** What to do **
Reproduce all the lines exactly as they stand, apart from the pictures.
--- Start ---
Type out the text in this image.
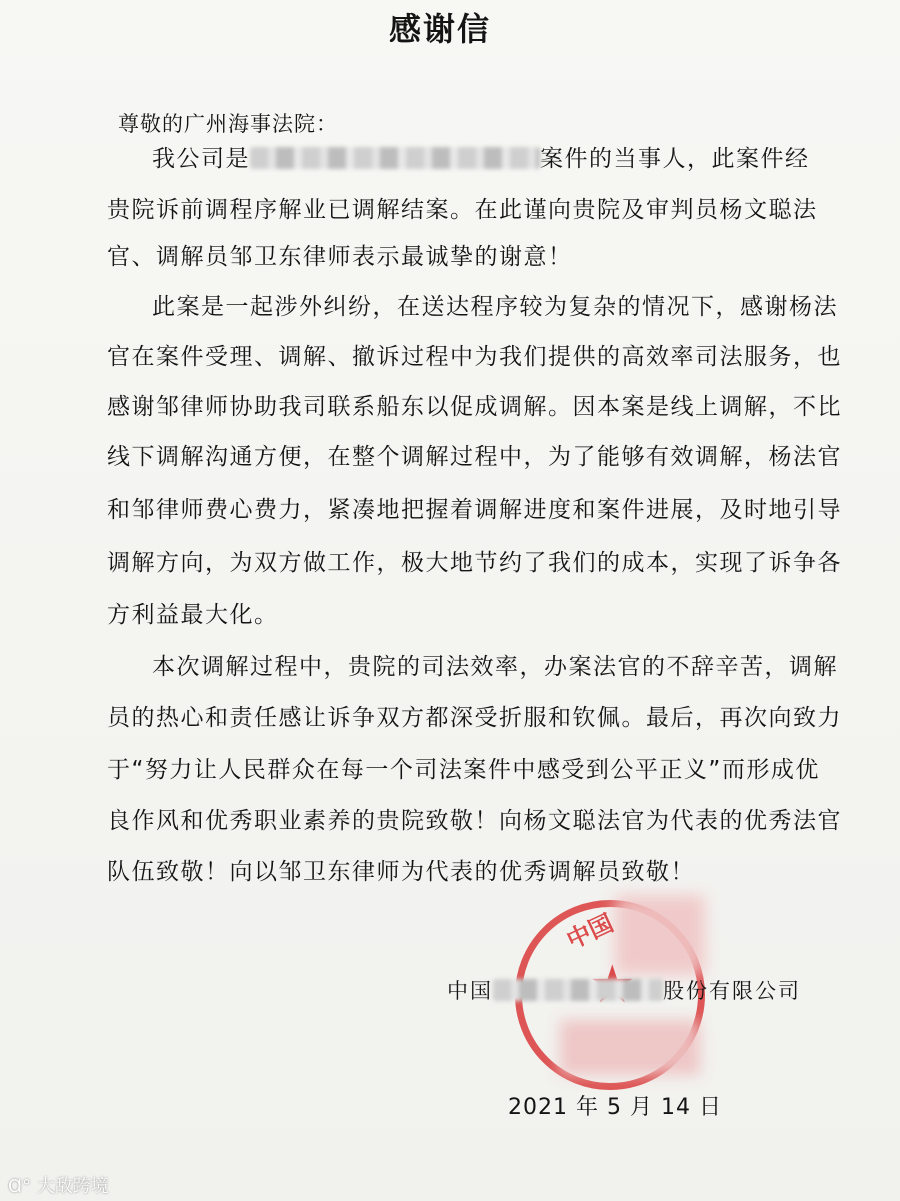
感谢信
尊敬的广州海事法院：
我公司是	案件的当事人，此案件经
贵院诉前调程序解业已调解结案。在此谨向贵院及审判员杨文聪法
官、调解员邹卫东律师表示最诚挚的谢意！
此案是一起涉外纠纷，在送达程序较为复杂的情况下，感谢杨法
官在案件受理、调解、撤诉过程中为我们提供的高效率司法服务，也
感谢邹律师协助我司联系船东以促成调解。因本案是线上调解，不比
线下调解沟通方便，在整个调解过程中，为了能够有效调解，杨法官
和邹律师费心费力，紧凑地把握着调解进度和案件进展，及时地引导
调解方向，为双方做工作，极大地节约了我们的成本，实现了诉争各
方利益最大化。
本次调解过程中，贵院的司法效率，办案法官的不辞辛苦，调解
员的热心和责任感让诉争双方都深受折服和钦佩。最后，再次向致力
于“努力让人民群众在每一个司法案件中感受到公平正义”而形成优
良作风和优秀职业素养的贵院致敬！向杨文聪法官为代表的优秀法官
队伍致敬！向以邹卫东律师为代表的优秀调解员致敬！
中国
中国	股份有限公司
2021 年 5 月 14 日
Ɑ° 大敌跨境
--- End ---
** Solution to this task **
Type out the text in this image.
感谢信
尊敬的广州海事法院：
我公司是	案件的当事人，此案件经
贵院诉前调程序解业已调解结案。在此谨向贵院及审判员杨文聪法
官、调解员邹卫东律师表示最诚挚的谢意！
此案是一起涉外纠纷，在送达程序较为复杂的情况下，感谢杨法
官在案件受理、调解、撤诉过程中为我们提供的高效率司法服务，也
感谢邹律师协助我司联系船东以促成调解。因本案是线上调解，不比
线下调解沟通方便，在整个调解过程中，为了能够有效调解，杨法官
和邹律师费心费力，紧凑地把握着调解进度和案件进展，及时地引导
调解方向，为双方做工作，极大地节约了我们的成本，实现了诉争各
方利益最大化。
本次调解过程中，贵院的司法效率，办案法官的不辞辛苦，调解
员的热心和责任感让诉争双方都深受折服和钦佩。最后，再次向致力
于“努力让人民群众在每一个司法案件中感受到公平正义”而形成优
良作风和优秀职业素养的贵院致敬！向杨文聪法官为代表的优秀法官
队伍致敬！向以邹卫东律师为代表的优秀调解员致敬！
中国
中国	股份有限公司
2021 年 5 月 14 日
Ɑ° 大敌跨境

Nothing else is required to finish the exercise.